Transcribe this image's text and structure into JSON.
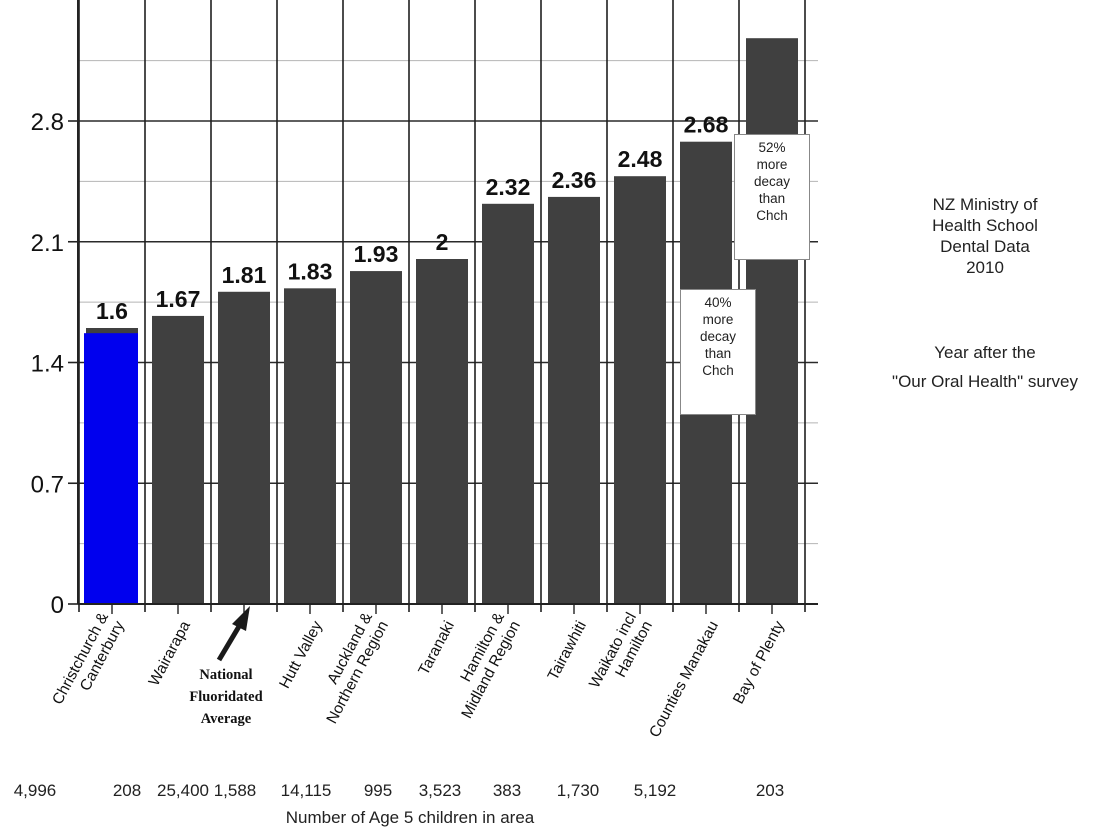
{
  "chart_data": {
    "type": "bar",
    "title": "",
    "xlabel": "Number of Age 5 children in area",
    "ylabel": "",
    "ylim": [
      0,
      3.5
    ],
    "yticks": [
      "0",
      "0.7",
      "1.4",
      "2.1",
      "2.8"
    ],
    "grid": true,
    "categories": [
      "Christchurch & Canterbury",
      "Wairarapa",
      "National Fluoridated Average",
      "Hutt Valley",
      "Auckland & Northern Region",
      "Taranaki",
      "Hamilton & Midland Region",
      "Tairawhiti",
      "Waikato incl Hamilton",
      "Counties Manakau",
      "Bay of Plenty"
    ],
    "tick_labels": [
      [
        "Christchurch &",
        "Canterbury"
      ],
      [
        "Wairarapa"
      ],
      [],
      [
        "Hutt Valley"
      ],
      [
        "Auckland &",
        "Northern Region"
      ],
      [
        "Taranaki"
      ],
      [
        "Hamilton &",
        "Midland Region"
      ],
      [
        "Tairawhiti"
      ],
      [
        "Waikato incl",
        "Hamilton"
      ],
      [
        "Counties Manakau"
      ],
      [
        "Bay of Plenty"
      ]
    ],
    "values": [
      1.6,
      1.67,
      1.81,
      1.83,
      1.93,
      2.0,
      2.32,
      2.36,
      2.48,
      2.68,
      3.28
    ],
    "data_labels": [
      "1.6",
      "1.67",
      "1.81",
      "1.83",
      "1.93",
      "2",
      "2.32",
      "2.36",
      "2.48",
      "2.68",
      ""
    ],
    "highlight_value": 1.57,
    "colors": {
      "bar": "#404040",
      "highlight": "#0000ee",
      "grid": "#b5b5b5",
      "axis": "#222222"
    },
    "children_counts": [
      "4,996",
      "208",
      "25,400",
      "1,588",
      "14,115",
      "995",
      "3,523",
      "383",
      "1,730",
      "5,192",
      "203"
    ]
  },
  "annotations": {
    "national_average": [
      "National",
      "Fluoridated",
      "Average"
    ],
    "callout_52": [
      "52%",
      "more",
      "decay",
      "than",
      "Chch"
    ],
    "callout_40": [
      "40%",
      "more",
      "decay",
      "than",
      "Chch"
    ]
  },
  "side_note": {
    "source": [
      "NZ Ministry of",
      "Health School",
      "Dental Data",
      "2010"
    ],
    "year_after": [
      "Year after the",
      "\"Our Oral Health\" survey"
    ]
  }
}
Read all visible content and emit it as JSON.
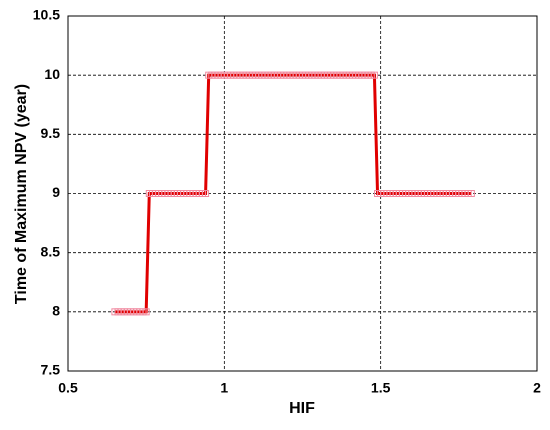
{
  "chart_data": {
    "type": "line",
    "xlabel": "HIF",
    "ylabel": "Time of Maximum NPV (year)",
    "x": [
      0.65,
      0.66,
      0.67,
      0.68,
      0.69,
      0.7,
      0.71,
      0.72,
      0.73,
      0.74,
      0.75,
      0.76,
      0.77,
      0.78,
      0.79,
      0.8,
      0.81,
      0.82,
      0.83,
      0.84,
      0.85,
      0.86,
      0.87,
      0.88,
      0.89,
      0.9,
      0.91,
      0.92,
      0.93,
      0.94,
      0.95,
      0.96,
      0.97,
      0.98,
      0.99,
      1,
      1.01,
      1.02,
      1.03,
      1.04,
      1.05,
      1.06,
      1.07,
      1.08,
      1.09,
      1.1,
      1.11,
      1.12,
      1.13,
      1.14,
      1.15,
      1.16,
      1.17,
      1.18,
      1.19,
      1.2,
      1.21,
      1.22,
      1.23,
      1.24,
      1.25,
      1.26,
      1.27,
      1.28,
      1.29,
      1.3,
      1.31,
      1.32,
      1.33,
      1.34,
      1.35,
      1.36,
      1.37,
      1.38,
      1.39,
      1.4,
      1.41,
      1.42,
      1.43,
      1.44,
      1.45,
      1.46,
      1.47,
      1.48,
      1.49,
      1.5,
      1.51,
      1.52,
      1.53,
      1.54,
      1.55,
      1.56,
      1.57,
      1.58,
      1.59,
      1.6,
      1.61,
      1.62,
      1.63,
      1.64,
      1.65,
      1.66,
      1.67,
      1.68,
      1.69,
      1.7,
      1.71,
      1.72,
      1.73,
      1.74,
      1.75,
      1.76,
      1.77,
      1.78,
      1.79
    ],
    "series": [
      {
        "color": "#e00000",
        "marker_color": "#f08aa0",
        "values": [
          8,
          8,
          8,
          8,
          8,
          8,
          8,
          8,
          8,
          8,
          8,
          9,
          9,
          9,
          9,
          9,
          9,
          9,
          9,
          9,
          9,
          9,
          9,
          9,
          9,
          9,
          9,
          9,
          9,
          9,
          10,
          10,
          10,
          10,
          10,
          10,
          10,
          10,
          10,
          10,
          10,
          10,
          10,
          10,
          10,
          10,
          10,
          10,
          10,
          10,
          10,
          10,
          10,
          10,
          10,
          10,
          10,
          10,
          10,
          10,
          10,
          10,
          10,
          10,
          10,
          10,
          10,
          10,
          10,
          10,
          10,
          10,
          10,
          10,
          10,
          10,
          10,
          10,
          10,
          10,
          10,
          10,
          10,
          10,
          9,
          9,
          9,
          9,
          9,
          9,
          9,
          9,
          9,
          9,
          9,
          9,
          9,
          9,
          9,
          9,
          9,
          9,
          9,
          9,
          9,
          9,
          9,
          9,
          9,
          9,
          9,
          9,
          9,
          9,
          9
        ]
      }
    ],
    "xlim": [
      0.5,
      2
    ],
    "xticks": [
      0.5,
      1,
      1.5,
      2
    ],
    "ylim": [
      7.5,
      10.5
    ],
    "yticks": [
      7.5,
      8,
      8.5,
      9,
      9.5,
      10,
      10.5
    ],
    "grid": true
  }
}
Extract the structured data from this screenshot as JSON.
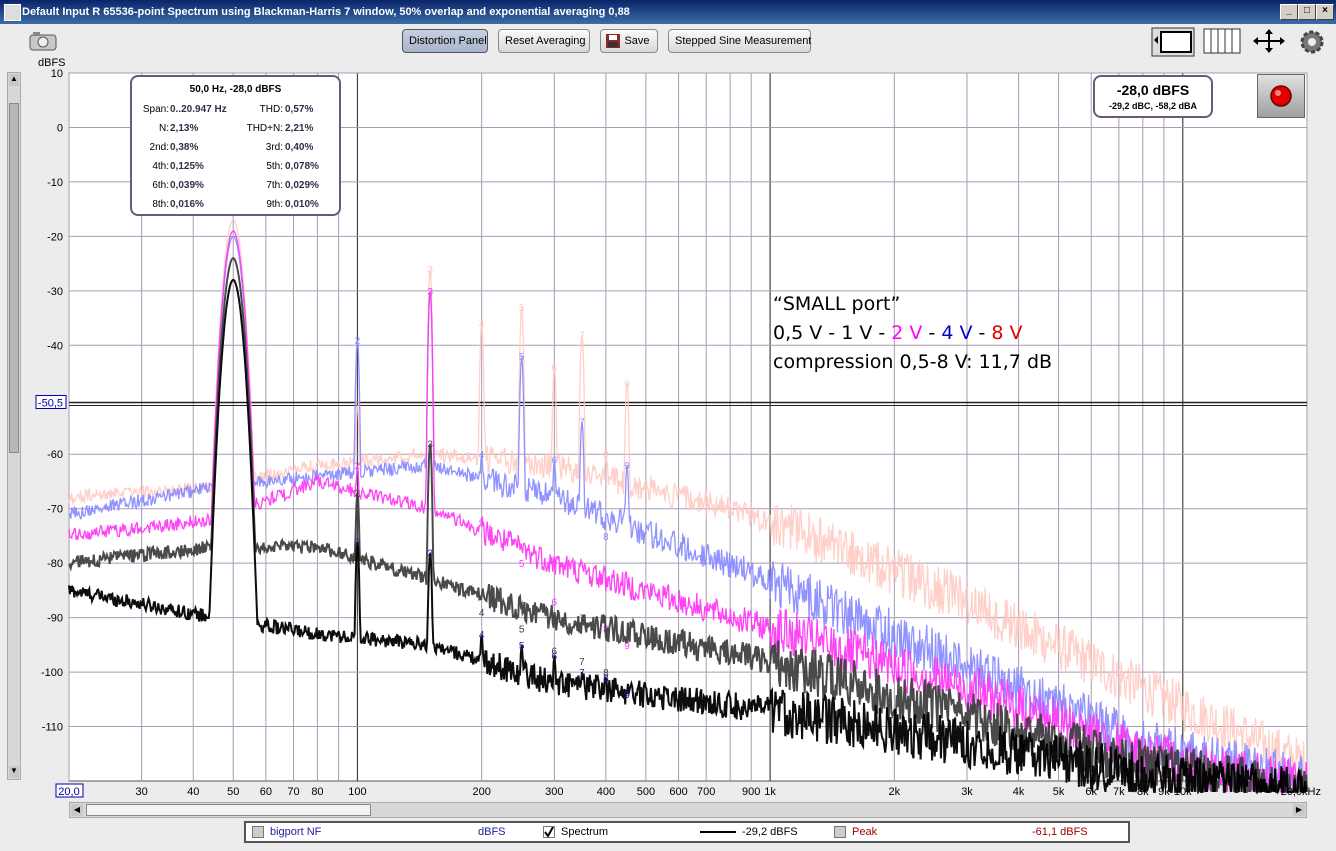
══════════
*WHAT YOU SHOULD DO:*
A faithful copy of the records above is needed, with the pictures left out.

*RESPONSE TO THE EXERCISE:*
Transcribe this image's text and structure into JSON.
{
  "chart_data": {
    "type": "bar",
    "title": "",
    "xlabel": "Number of Age 5 children in area",
    "ylabel": "",
    "ylim": [
      0,
      3.5
    ],
    "yticks": [
      "0",
      "0.7",
      "1.4",
      "2.1",
      "2.8"
    ],
    "grid": true,
    "categories": [
      "Christchurch & Canterbury",
      "Wairarapa",
      "National Fluoridated Average",
      "Hutt Valley",
      "Auckland & Northern Region",
      "Taranaki",
      "Hamilton & Midland Region",
      "Tairawhiti",
      "Waikato incl Hamilton",
      "Counties Manakau",
      "Bay of Plenty"
    ],
    "tick_labels": [
      [
        "Christchurch &",
        "Canterbury"
      ],
      [
        "Wairarapa"
      ],
      [],
      [
        "Hutt Valley"
      ],
      [
        "Auckland &",
        "Northern Region"
      ],
      [
        "Taranaki"
      ],
      [
        "Hamilton &",
        "Midland Region"
      ],
      [
        "Tairawhiti"
      ],
      [
        "Waikato incl",
        "Hamilton"
      ],
      [
        "Counties Manakau"
      ],
      [
        "Bay of Plenty"
      ]
    ],
    "values": [
      1.6,
      1.67,
      1.81,
      1.83,
      1.93,
      2.0,
      2.32,
      2.36,
      2.48,
      2.68,
      3.28
    ],
    "data_labels": [
      "1.6",
      "1.67",
      "1.81",
      "1.83",
      "1.93",
      "2",
      "2.32",
      "2.36",
      "2.48",
      "2.68",
      ""
    ],
    "highlight_value": 1.57,
    "colors": {
      "bar": "#404040",
      "highlight": "#0000ee",
      "grid": "#b5b5b5",
      "axis": "#222222"
    },
    "children_counts": [
      "4,996",
      "208",
      "25,400",
      "1,588",
      "14,115",
      "995",
      "3,523",
      "383",
      "1,730",
      "5,192",
      "203"
    ]
  },
  "annotations": {
    "national_average": [
      "National",
      "Fluoridated",
      "Average"
    ],
    "callout_52": [
      "52%",
      "more",
      "decay",
      "than",
      "Chch"
    ],
    "callout_40": [
      "40%",
      "more",
      "decay",
      "than",
      "Chch"
    ]
  },
  "side_note": {
    "source": [
      "NZ Ministry of",
      "Health School",
      "Dental Data",
      "2010"
    ],
    "year_after": [
      "Year after the",
      "\"Our Oral Health\" survey"
    ]
  }
}
Read all visible content and emit it as JSON.
{
  "chart_data": {
    "type": "line",
    "xlabel": "HIF",
    "ylabel": "Time of Maximum NPV (year)",
    "x": [
      0.65,
      0.66,
      0.67,
      0.68,
      0.69,
      0.7,
      0.71,
      0.72,
      0.73,
      0.74,
      0.75,
      0.76,
      0.77,
      0.78,
      0.79,
      0.8,
      0.81,
      0.82,
      0.83,
      0.84,
      0.85,
      0.86,
      0.87,
      0.88,
      0.89,
      0.9,
      0.91,
      0.92,
      0.93,
      0.94,
      0.95,
      0.96,
      0.97,
      0.98,
      0.99,
      1,
      1.01,
      1.02,
      1.03,
      1.04,
      1.05,
      1.06,
      1.07,
      1.08,
      1.09,
      1.1,
      1.11,
      1.12,
      1.13,
      1.14,
      1.15,
      1.16,
      1.17,
      1.18,
      1.19,
      1.2,
      1.21,
      1.22,
      1.23,
      1.24,
      1.25,
      1.26,
      1.27,
      1.28,
      1.29,
      1.3,
      1.31,
      1.32,
      1.33,
      1.34,
      1.35,
      1.36,
      1.37,
      1.38,
      1.39,
      1.4,
      1.41,
      1.42,
      1.43,
      1.44,
      1.45,
      1.46,
      1.47,
      1.48,
      1.49,
      1.5,
      1.51,
      1.52,
      1.53,
      1.54,
      1.55,
      1.56,
      1.57,
      1.58,
      1.59,
      1.6,
      1.61,
      1.62,
      1.63,
      1.64,
      1.65,
      1.66,
      1.67,
      1.68,
      1.69,
      1.7,
      1.71,
      1.72,
      1.73,
      1.74,
      1.75,
      1.76,
      1.77,
      1.78,
      1.79
    ],
    "series": [
      {
        "color": "#e00000",
        "marker_color": "#f08aa0",
        "values": [
          8,
          8,
          8,
          8,
          8,
          8,
          8,
          8,
          8,
          8,
          8,
          9,
          9,
          9,
          9,
          9,
          9,
          9,
          9,
          9,
          9,
          9,
          9,
          9,
          9,
          9,
          9,
          9,
          9,
          9,
          10,
          10,
          10,
          10,
          10,
          10,
          10,
          10,
          10,
          10,
          10,
          10,
          10,
          10,
          10,
          10,
          10,
          10,
          10,
          10,
          10,
          10,
          10,
          10,
          10,
          10,
          10,
          10,
          10,
          10,
          10,
          10,
          10,
          10,
          10,
          10,
          10,
          10,
          10,
          10,
          10,
          10,
          10,
          10,
          10,
          10,
          10,
          10,
          10,
          10,
          10,
          10,
          10,
          10,
          9,
          9,
          9,
          9,
          9,
          9,
          9,
          9,
          9,
          9,
          9,
          9,
          9,
          9,
          9,
          9,
          9,
          9,
          9,
          9,
          9,
          9,
          9,
          9,
          9,
          9,
          9,
          9,
          9,
          9,
          9
        ]
      }
    ],
    "xlim": [
      0.5,
      2
    ],
    "xticks": [
      0.5,
      1,
      1.5,
      2
    ],
    "ylim": [
      7.5,
      10.5
    ],
    "yticks": [
      7.5,
      8,
      8.5,
      9,
      9.5,
      10,
      10.5
    ],
    "grid": true
  }
}
Extract the structured data from this screenshot as JSON.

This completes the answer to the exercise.